── RECORD SET ──
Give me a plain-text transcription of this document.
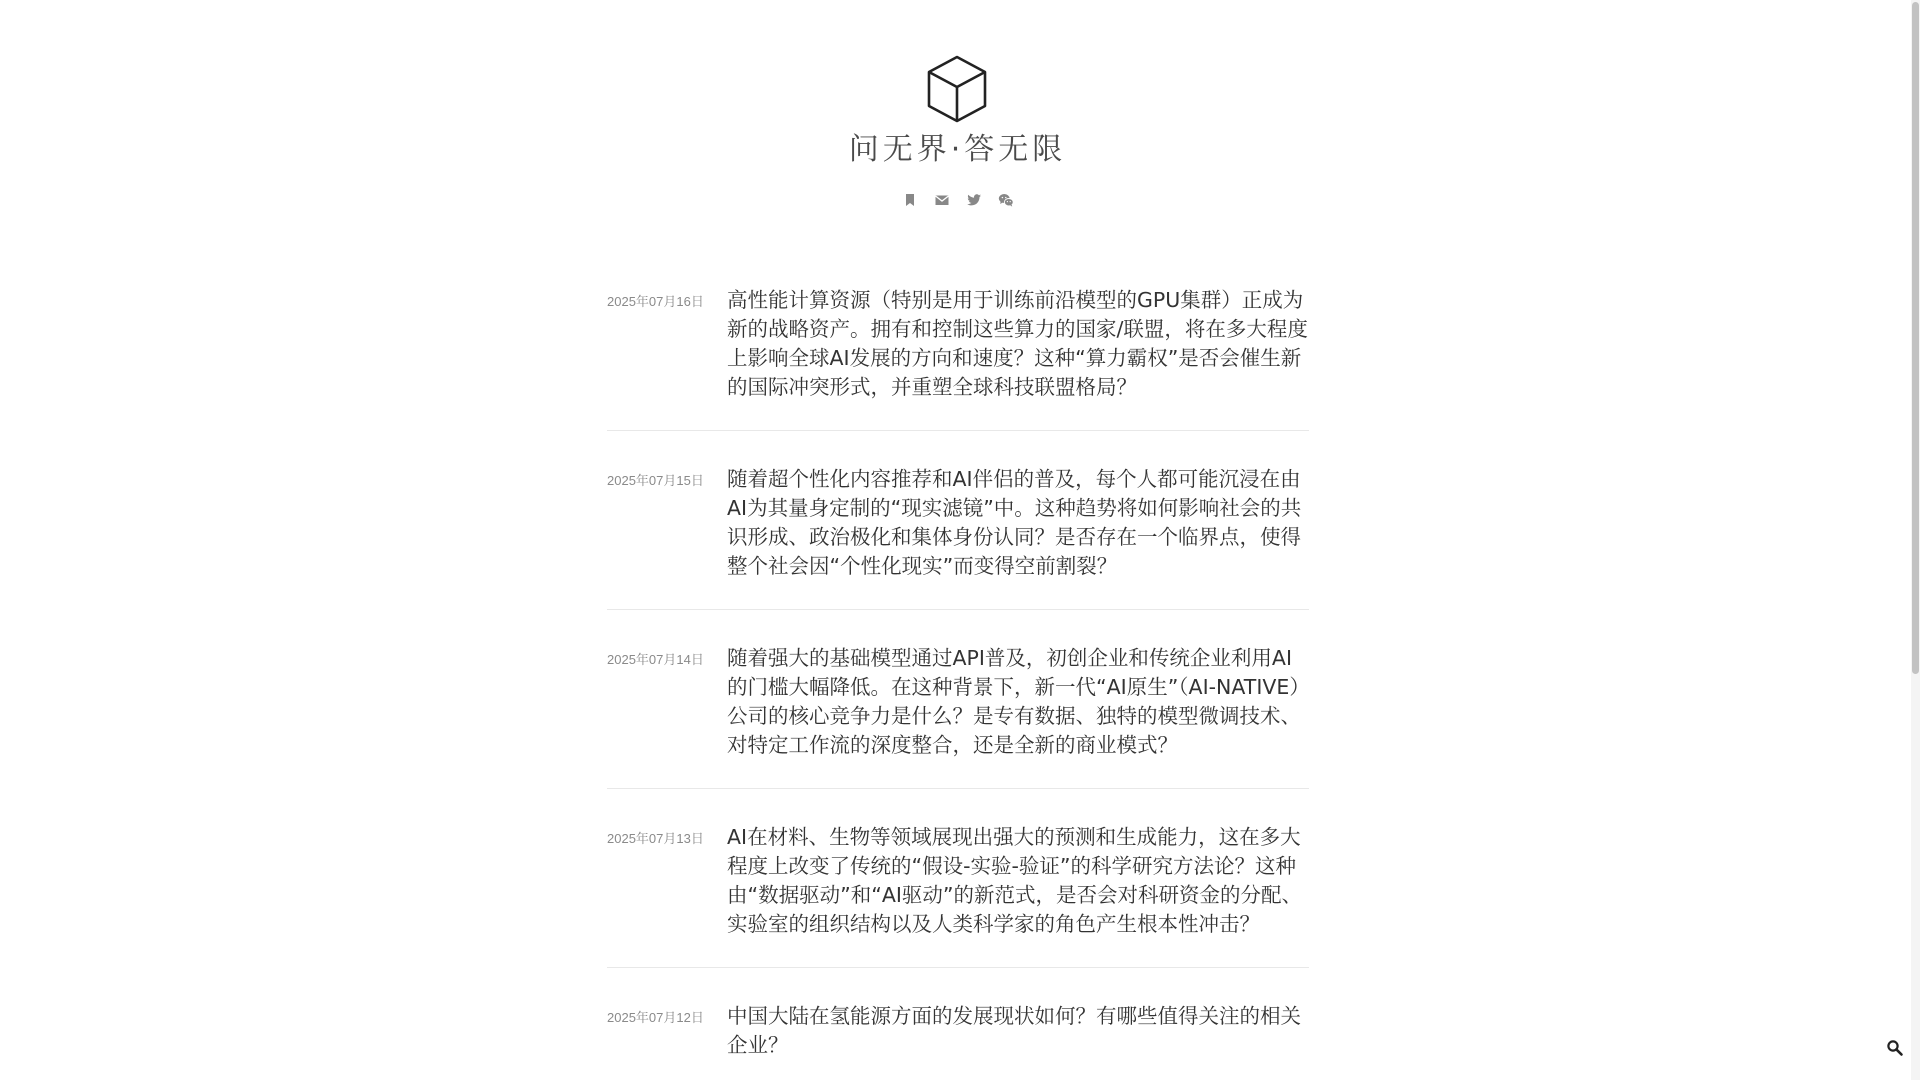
问无界·答无限
2025年07月16日	高性能计算资源（特别是用于训练前沿模型的GPU集群）正成为新的战略资产。拥有和控制这些算力的国家/联盟，将在多大程度上影响全球AI发展的方向和速度？这种“算力霸权”是否会催生新的国际冲突形式，并重塑全球科技联盟格局？
2025年07月15日	随着超个性化内容推荐和AI伴侣的普及，每个人都可能沉浸在由AI为其量身定制的“现实滤镜”中。这种趋势将如何影响社会的共识形成、政治极化和集体身份认同？是否存在一个临界点，使得整个社会因“个性化现实”而变得空前割裂？
2025年07月14日	随着强大的基础模型通过API普及，初创企业和传统企业利用AI的门槛大幅降低。在这种背景下，新一代“AI原生”（AI-NATIVE）公司的核心竞争力是什么？是专有数据、独特的模型微调技术、对特定工作流的深度整合，还是全新的商业模式？
2025年07月13日	AI在材料、生物等领域展现出强大的预测和生成能力，这在多大程度上改变了传统的“假设-实验-验证”的科学研究方法论？这种由“数据驱动”和“AI驱动”的新范式，是否会对科研资金的分配、实验室的组织结构以及人类科学家的角色产生根本性冲击？
2025年07月12日	中国大陆在氢能源方面的发展现状如何？有哪些值得关注的相关企业？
───
Each entry above should be reproduced exactly, with the pictures removed.

Give me a plain-text transcription of this document.
问无界·答无限
2025年07月16日	高性能计算资源（特别是用于训练前沿模型的GPU集群）正成为新的战略资产。拥有和控制这些算力的国家/联盟，将在多大程度上影响全球AI发展的方向和速度？这种“算力霸权”是否会催生新的国际冲突形式，并重塑全球科技联盟格局？
2025年07月15日	随着超个性化内容推荐和AI伴侣的普及，每个人都可能沉浸在由AI为其量身定制的“现实滤镜”中。这种趋势将如何影响社会的共识形成、政治极化和集体身份认同？是否存在一个临界点，使得整个社会因“个性化现实”而变得空前割裂？
2025年07月14日	随着强大的基础模型通过API普及，初创企业和传统企业利用AI的门槛大幅降低。在这种背景下，新一代“AI原生”（AI-NATIVE）公司的核心竞争力是什么？是专有数据、独特的模型微调技术、对特定工作流的深度整合，还是全新的商业模式？
2025年07月13日	AI在材料、生物等领域展现出强大的预测和生成能力，这在多大程度上改变了传统的“假设-实验-验证”的科学研究方法论？这种由“数据驱动”和“AI驱动”的新范式，是否会对科研资金的分配、实验室的组织结构以及人类科学家的角色产生根本性冲击？
2025年07月12日	中国大陆在氢能源方面的发展现状如何？有哪些值得关注的相关企业？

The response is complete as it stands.